CHECK YOUR UNDERSTANDING:
(1) Answer these from the Apollo Theater Harlem Week announcement:
(a) During what hours does the dance party with DJ Hard Hittin' Harry take place?
(b) On which days does HARLEM WEEK 2020 start and end?
(c) Who will speak with Ebony Noelle Golden and Kamau Ware?
(2) In the Apollo Theater Harlem Week announcement, take the part between "Apollo Theater Celebrates" and "in the world.", inclusive, and give it again with "Wednesday" swapped for "Thursday".
(3) Continue the Apollo Theater Harlem Week announcement from where it stops.

GIVEN PASSAGE:
+++

Apollo Theater Celebrates Harlem Week 2020 on Wednesday, August 19

WHAT:  On Wednesday, August 19, the world-famous Apollo Theater will help celebrate HARLEM WEEK 2020, with a line-up of special digital programs that pay tribute to the Theater’s home in one of the most culturally influential neighborhoods in the world.

The Apollo’s HARLEM WEEK programming includes a dance party with former DJ of the Fugees and official DJ of the Apollo Music Café series, DJ Hard Hittin’ Harry, who will spin a mix of house, hip-hop, and R&B. The Theater will also host two of the Apollo’s New Works artists, Ebony Noelle Golden and Kamau Ware—selected by the Theater to create original new works as part of the Apollo’s first multi-work commissioning initiative—in conversation with Apollo Executive Producer Kamilah Forbes. Together, they will discuss their artistic inspirations, their projects for Apollo New Works, and address the significance of Black artists’ voices during the worldwide social justice and Black Lives Matter movements.

The Apollo Theater has been a cultural anchor in the Harlem community for more than eight decades, and has participated in HARLEM WEEK since the festival’s inception, highlighting the Theater’s longstanding mission to create spaces for artists and audiences to express themselves while celebrating music’s power to unite, transform, and heal.

All Apollo Theater events for HARLEM WEEK 2020 are free, and more information is available on the Apollo’s website. For a full program calendar of HARLEM WEEK events, running from Sunday, August 16 to Saturday, August 23, please visit harlemweek.com/calendar.

WHERE: The Apollo’s HARLEM WEEK 2020 programs will stream live on the  Apollo Digital Stage (www.apollotheater.org/digitalstage) and the Apollo’s Facebook page. Following the livestream, recordings of the events will be accessible on the Apollo Digital Stage.

WHEN: Wednesday, August 19  

5:00 – 7:00pm ET: Apollo Theater Dance Party Featuring DJ Hard Hittin’ Harry  

The Apollo will kick off its HARLEM WEEK 2020 events with a mix of house, hip-hop, and R&B hits curated by Apollo Music Café mainstay, DJ Hard Hittin’ Harry. The two-hour virtual dance party will give a taste of the Apollo Music Café series, showcasing a myriad of genres (R&B, hip-hop, soul, jazz, pop, funk, and rock) that reflect the diversity and vibrancy of the Harlem community.

+++

GIVEN ENTRIES:

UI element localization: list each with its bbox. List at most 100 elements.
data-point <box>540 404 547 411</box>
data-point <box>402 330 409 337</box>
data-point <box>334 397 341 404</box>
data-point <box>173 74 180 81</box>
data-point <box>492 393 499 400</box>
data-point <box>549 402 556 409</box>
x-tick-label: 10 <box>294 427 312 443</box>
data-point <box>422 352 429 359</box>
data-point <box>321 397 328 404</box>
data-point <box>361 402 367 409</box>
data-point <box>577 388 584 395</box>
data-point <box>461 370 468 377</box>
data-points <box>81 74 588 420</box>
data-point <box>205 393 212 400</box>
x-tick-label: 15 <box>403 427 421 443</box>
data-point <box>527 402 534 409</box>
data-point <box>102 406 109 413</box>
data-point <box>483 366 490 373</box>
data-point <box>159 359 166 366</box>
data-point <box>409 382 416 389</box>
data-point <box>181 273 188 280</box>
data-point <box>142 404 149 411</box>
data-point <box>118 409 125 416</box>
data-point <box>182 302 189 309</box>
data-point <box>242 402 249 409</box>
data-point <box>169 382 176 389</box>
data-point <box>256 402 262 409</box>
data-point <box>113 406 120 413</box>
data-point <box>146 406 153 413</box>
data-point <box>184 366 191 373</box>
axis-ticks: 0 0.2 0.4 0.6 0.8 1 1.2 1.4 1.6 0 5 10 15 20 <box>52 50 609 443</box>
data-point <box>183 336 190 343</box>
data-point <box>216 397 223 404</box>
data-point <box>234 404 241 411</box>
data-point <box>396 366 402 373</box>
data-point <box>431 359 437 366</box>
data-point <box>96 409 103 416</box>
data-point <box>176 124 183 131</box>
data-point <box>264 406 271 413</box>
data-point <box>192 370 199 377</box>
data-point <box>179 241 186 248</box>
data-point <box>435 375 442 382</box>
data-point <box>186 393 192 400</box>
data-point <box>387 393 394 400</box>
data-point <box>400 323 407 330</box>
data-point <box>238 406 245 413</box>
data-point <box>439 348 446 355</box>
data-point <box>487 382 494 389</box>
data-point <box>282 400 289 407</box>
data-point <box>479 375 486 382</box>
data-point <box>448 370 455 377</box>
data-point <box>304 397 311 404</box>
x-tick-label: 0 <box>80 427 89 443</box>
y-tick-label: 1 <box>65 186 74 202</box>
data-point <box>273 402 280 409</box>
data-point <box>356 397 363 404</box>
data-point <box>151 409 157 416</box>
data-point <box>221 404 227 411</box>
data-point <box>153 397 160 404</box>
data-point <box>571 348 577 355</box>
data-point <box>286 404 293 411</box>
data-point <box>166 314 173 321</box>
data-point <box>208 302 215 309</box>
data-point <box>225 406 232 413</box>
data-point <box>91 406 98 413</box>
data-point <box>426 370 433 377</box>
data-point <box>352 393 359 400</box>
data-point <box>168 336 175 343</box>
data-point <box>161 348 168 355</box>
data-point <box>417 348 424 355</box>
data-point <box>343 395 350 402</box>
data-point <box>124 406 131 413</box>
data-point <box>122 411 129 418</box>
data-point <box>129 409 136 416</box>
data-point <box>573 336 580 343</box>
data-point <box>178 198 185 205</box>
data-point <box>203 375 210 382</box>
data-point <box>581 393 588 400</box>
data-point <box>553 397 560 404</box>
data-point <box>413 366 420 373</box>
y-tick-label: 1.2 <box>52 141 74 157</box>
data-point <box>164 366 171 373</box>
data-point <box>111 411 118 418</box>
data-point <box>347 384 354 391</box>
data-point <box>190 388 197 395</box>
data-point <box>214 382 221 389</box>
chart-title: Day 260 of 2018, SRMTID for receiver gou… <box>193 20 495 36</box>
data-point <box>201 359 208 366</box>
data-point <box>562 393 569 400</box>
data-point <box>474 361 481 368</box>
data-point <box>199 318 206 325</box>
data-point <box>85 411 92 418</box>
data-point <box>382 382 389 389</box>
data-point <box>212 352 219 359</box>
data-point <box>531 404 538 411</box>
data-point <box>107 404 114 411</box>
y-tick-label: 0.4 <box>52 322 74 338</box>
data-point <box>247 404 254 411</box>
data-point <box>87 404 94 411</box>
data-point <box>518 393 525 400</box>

+++

OUTPUTS IN ORDER:
(1)
(a) 5:00 to 7:00pm ET.
(b) It starts Sunday, August 16 and ends Saturday, August 23.
(c) Apollo Executive Producer Kamilah Forbes.

(2)
Apollo Theater Celebrates Harlem Week 2020 on Thursday, August 19

WHAT:  On Thursday, August 19, the world-famous Apollo Theater will help celebrate HARLEM WEEK 2020, with a line-up of special digital programs that pay tribute to the Theater’s home in one of the most culturally influential neighborhoods in the world.

(3)
7:00 – 8:00pm ET:

Apollo New Works in Conversation, Featuring Apollo Executive Producer Kamilah Forbes and Artists Ebony Noelle Golden and Kamau Ware

Following the Apollo Theater Dance Party on August 19, Apollo Executive Producer Kamilah Forbes will speak with two members of the inaugural Apollo New Works cohort, the Theater’s first multi-work commissioning initiative dedicated to the creation of diverse, 21st-century American performing arts canon. Artist, scholar, culture strategist, and Harlem-resident Ebony Noelle Golden, whose project is a commission for the Park Avenue Armory’s 100 Years | 100 Woman program, a celebration of the 100th anniversary of women’s suffrage, and visual storyteller and founder of Black Gotham Experience Kamau Ware will discuss their artistic process and their commissioned works for the Apollo. As part of the Apollo’s commissioning initiative, Kamau Ware is designing a site-specific, immersive walking tour that centers on and celebrates the Harlem Renaissance and the Apollo’s rich history. Further, Ebony Noelle Golden is creating a multidisciplinary performance triptych involving dance, music, and visual art that seeks to answer the question: “How does a liberated black feminist world operate, work, exist, and sustain when systems of oppression fall away?”

ABOUT HARLEM WEEK

HARLEM WEEK is an annual festival that celebrates one of the world’s most culturally rich neighborhoods with conferences, seminars, music, food, and more. This year’s digital HARLEM WEEK, from Sunday, August 16 to Saturday, August 23, brings the culture, history, resilience, and strength of Harlem to the world. For more information about HARLEM WEEK, please visit harlemweek.com.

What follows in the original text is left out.